## WRITTEN REQUEST
Lay out as a numbered list, leaving out any blank lines, only the lines of the records running from the line that contains "x-tick-label: oct-25 xyxy=(990,437,1007,478)" through the line that contains "legend-label: Respuestas positivas", including both of those lines.

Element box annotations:
========================================================================

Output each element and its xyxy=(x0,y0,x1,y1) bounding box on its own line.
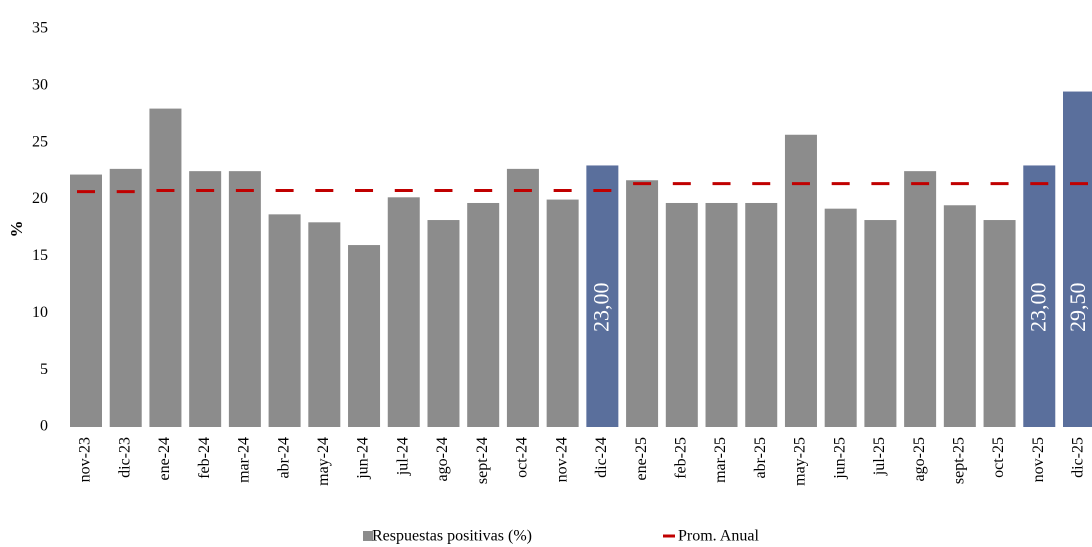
x-tick-label: oct-25 xyxy=(990,437,1007,478)
x-tick-label: jul-24 xyxy=(394,437,411,476)
bar xyxy=(824,208,857,427)
x-tick-label: feb-25 xyxy=(672,437,689,479)
y-tick-label: 20 xyxy=(32,190,48,207)
x-tick-label: may-25 xyxy=(792,437,809,486)
legend-label: Prom. Anual xyxy=(678,528,759,545)
x-tick-label: ago-24 xyxy=(434,437,451,481)
bar xyxy=(546,199,579,427)
x-tick-label: oct-24 xyxy=(514,437,531,478)
bar xyxy=(784,134,817,428)
x-tick-label: dic-23 xyxy=(116,437,133,478)
bar xyxy=(228,171,261,427)
x-tick-label: may-24 xyxy=(315,437,332,486)
bar xyxy=(586,165,619,427)
bar xyxy=(904,171,937,427)
bar xyxy=(70,174,102,427)
y-tick-label: 10 xyxy=(32,304,48,321)
bar xyxy=(427,220,460,427)
bar xyxy=(149,108,182,427)
data-label: 29,50 xyxy=(1065,283,1090,333)
bar xyxy=(1023,165,1056,427)
x-tick-label: nov-24 xyxy=(553,437,570,482)
y-tick-label: 5 xyxy=(40,361,48,378)
x-tick-label: nov-25 xyxy=(1030,437,1047,482)
x-tick-label: mar-24 xyxy=(236,437,253,483)
x-tick-label: sept-24 xyxy=(474,437,491,484)
x-tick-label: abr-25 xyxy=(752,437,769,478)
x-tick-label: ene-25 xyxy=(633,437,650,481)
bar xyxy=(665,202,698,427)
bar xyxy=(943,205,976,427)
y-tick-label: 35 xyxy=(32,20,48,37)
x-tick-label: jul-25 xyxy=(871,437,888,476)
x-tick-label: mar-25 xyxy=(712,437,729,483)
bar xyxy=(506,168,539,427)
bar xyxy=(1063,91,1092,428)
x-tick-label: jun-25 xyxy=(831,437,848,480)
bar xyxy=(864,220,897,427)
x-tick-label: dic-25 xyxy=(1070,437,1087,478)
bar xyxy=(268,214,301,427)
bar xyxy=(626,180,659,427)
y-tick-label: 25 xyxy=(32,133,48,150)
x-tick-label: ago-25 xyxy=(911,437,928,481)
y-tick-label: 15 xyxy=(32,247,48,264)
y-axis-label: % xyxy=(7,221,26,238)
x-tick-label: ene-24 xyxy=(156,437,173,481)
bar xyxy=(189,171,222,427)
x-tick-label: feb-24 xyxy=(196,437,213,479)
data-label: 23,00 xyxy=(588,283,613,333)
bar xyxy=(745,202,778,427)
bar xyxy=(308,222,341,427)
bar xyxy=(705,202,738,427)
x-tick-label: nov-23 xyxy=(77,437,94,482)
y-tick-label: 0 xyxy=(40,418,48,435)
bar xyxy=(983,220,1016,427)
bar xyxy=(348,245,381,427)
legend-swatch xyxy=(363,531,373,541)
x-tick-label: jun-24 xyxy=(355,437,372,480)
bar xyxy=(109,168,142,427)
bar xyxy=(387,197,420,427)
bar xyxy=(467,202,500,427)
legend-label: Respuestas positivas (%) xyxy=(372,528,532,545)
y-tick-label: 30 xyxy=(32,77,48,94)
x-tick-label: abr-24 xyxy=(275,437,292,478)
x-tick-label: dic-24 xyxy=(593,437,610,478)
x-tick-label: sept-25 xyxy=(951,437,968,484)
data-label: 23,00 xyxy=(1025,283,1050,333)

========================================================================

## ANSWER TO THE EXERCISE
1. x-tick-label: oct-25 xyxy=(990,437,1007,478)
2. x-tick-label: jul-24 xyxy=(394,437,411,476)
3. bar xyxy=(824,208,857,427)
4. x-tick-label: feb-25 xyxy=(672,437,689,479)
5. y-tick-label: 20 xyxy=(32,190,48,207)
6. x-tick-label: may-25 xyxy=(792,437,809,486)
7. legend-label: Prom. Anual xyxy=(678,528,759,545)
8. x-tick-label: ago-24 xyxy=(434,437,451,481)
9. bar xyxy=(546,199,579,427)
10. x-tick-label: oct-24 xyxy=(514,437,531,478)
11. bar xyxy=(784,134,817,428)
12. x-tick-label: dic-23 xyxy=(116,437,133,478)
13. bar xyxy=(228,171,261,427)
14. x-tick-label: may-24 xyxy=(315,437,332,486)
15. bar xyxy=(586,165,619,427)
16. bar xyxy=(904,171,937,427)
17. bar xyxy=(70,174,102,427)
18. y-tick-label: 10 xyxy=(32,304,48,321)
19. bar xyxy=(427,220,460,427)
20. bar xyxy=(149,108,182,427)
21. data-label: 29,50 xyxy=(1065,283,1090,333)
22. bar xyxy=(1023,165,1056,427)
23. x-tick-label: nov-24 xyxy=(553,437,570,482)
24. y-tick-label: 5 xyxy=(40,361,48,378)
25. x-tick-label: nov-25 xyxy=(1030,437,1047,482)
26. x-tick-label: mar-24 xyxy=(236,437,253,483)
27. x-tick-label: sept-24 xyxy=(474,437,491,484)
28. x-tick-label: abr-25 xyxy=(752,437,769,478)
29. x-tick-label: ene-25 xyxy=(633,437,650,481)
30. bar xyxy=(665,202,698,427)
31. bar xyxy=(943,205,976,427)
32. y-tick-label: 35 xyxy=(32,20,48,37)
33. x-tick-label: jul-25 xyxy=(871,437,888,476)
34. x-tick-label: mar-25 xyxy=(712,437,729,483)
35. bar xyxy=(506,168,539,427)
36. bar xyxy=(1063,91,1092,428)
37. x-tick-label: jun-25 xyxy=(831,437,848,480)
38. bar xyxy=(864,220,897,427)
39. x-tick-label: dic-25 xyxy=(1070,437,1087,478)
40. bar xyxy=(268,214,301,427)
41. bar xyxy=(626,180,659,427)
42. y-tick-label: 25 xyxy=(32,133,48,150)
43. x-tick-label: ago-25 xyxy=(911,437,928,481)
44. y-tick-label: 15 xyxy=(32,247,48,264)
45. y-axis-label: % xyxy=(7,221,26,238)
46. x-tick-label: ene-24 xyxy=(156,437,173,481)
47. bar xyxy=(189,171,222,427)
48. x-tick-label: feb-24 xyxy=(196,437,213,479)
49. data-label: 23,00 xyxy=(588,283,613,333)
50. bar xyxy=(745,202,778,427)
51. bar xyxy=(308,222,341,427)
52. bar xyxy=(705,202,738,427)
53. x-tick-label: nov-23 xyxy=(77,437,94,482)
54. y-tick-label: 0 xyxy=(40,418,48,435)
55. bar xyxy=(983,220,1016,427)
56. bar xyxy=(348,245,381,427)
57. legend-swatch xyxy=(363,531,373,541)
58. x-tick-label: jun-24 xyxy=(355,437,372,480)
59. bar xyxy=(109,168,142,427)
60. bar xyxy=(387,197,420,427)
61. bar xyxy=(467,202,500,427)
62. legend-label: Respuestas positivas (%) xyxy=(372,528,532,545)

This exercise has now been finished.